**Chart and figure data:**
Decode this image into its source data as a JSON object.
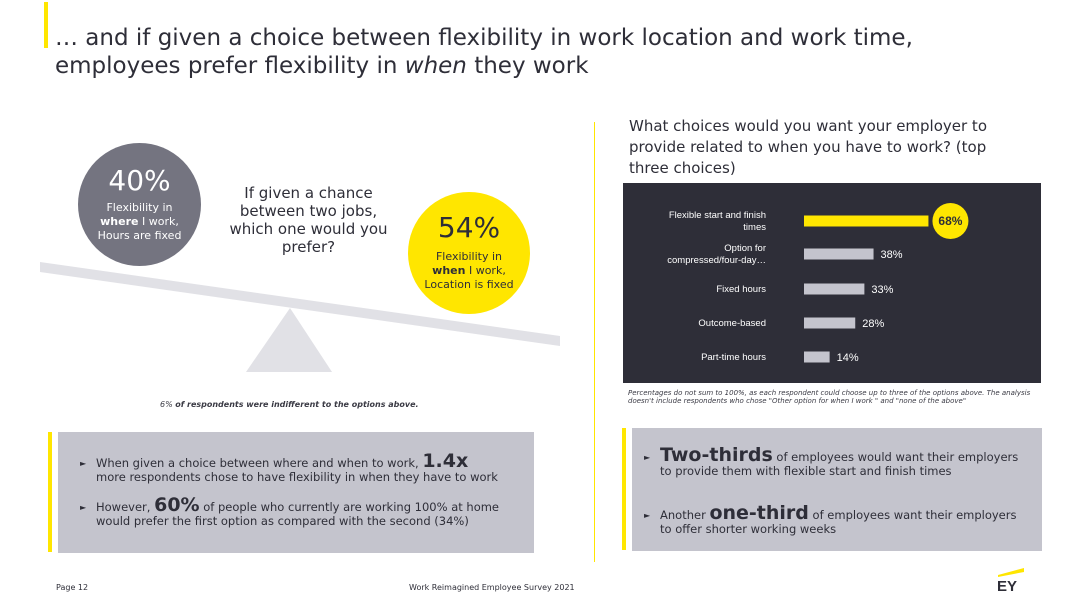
{
  "title": {
    "line1": "… and if given a choice between flexibility in work location and work time,",
    "line2_before": "employees prefer flexibility in ",
    "line2_emph": "when",
    "line2_after": " they work"
  },
  "left": {
    "circle_40": {
      "pct": "40%",
      "l1": "Flexibility in",
      "l2_b": "where",
      "l2_rest": " I work,",
      "l3": "Hours are fixed",
      "color": "#747480"
    },
    "question": "If given a chance between two jobs, which one would you prefer?",
    "circle_54": {
      "pct": "54%",
      "l1": "Flexibility in",
      "l2_b": "when",
      "l2_rest": " I work,",
      "l3": "Location is fixed",
      "color": "#ffe600"
    },
    "indifferent_pre": "6% ",
    "indifferent_b": "of respondents were indifferent to the options above.",
    "box": {
      "b1_pre": "When given a choice between where and when to work, ",
      "b1_big": "1.4x",
      "b1_post": "more respondents chose to have flexibility in when they have to work",
      "b2_pre": "However, ",
      "b2_big": "60%",
      "b2_post": " of  people who currently are working 100% at home would prefer the first option as compared with the second (34%)"
    }
  },
  "right": {
    "question": "What choices would you want your employer to provide related to when you have to work? (top three choices)",
    "footnote": "Percentages do not sum to 100%, as each respondent could choose up to three of the options above. The analysis doesn't include respondents who chose \"Other option for when I work \" and \"none of the above\"",
    "box": {
      "b1_big": "Two-thirds",
      "b1_post": " of employees would want their employers to provide them with flexible start and finish times",
      "b2_pre": "Another ",
      "b2_big": "one-third",
      "b2_post": " of employees want their employers to offer shorter working weeks"
    }
  },
  "chart_data": {
    "type": "bar",
    "orientation": "horizontal",
    "categories": [
      [
        "Flexible start and finish",
        "times"
      ],
      [
        "Option for",
        "compressed/four-day…"
      ],
      [
        "Fixed hours"
      ],
      [
        "Outcome-based"
      ],
      [
        "Part-time hours"
      ]
    ],
    "values": [
      68,
      38,
      33,
      28,
      14
    ],
    "value_labels": [
      "68%",
      "38%",
      "33%",
      "28%",
      "14%"
    ],
    "highlight_index": 0,
    "colors": {
      "highlight": "#ffe600",
      "bar": "#c4c4cd",
      "background": "#2e2e38",
      "text": "#ffffff"
    }
  },
  "footer": {
    "page": "Page 12",
    "survey": "Work Reimagined Employee Survey 2021",
    "logo": "EY"
  }
}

**PROBLEM REQUIREMENTS:**
Give only the number of lines in the material above that include the word "between".

**RESULT:**
3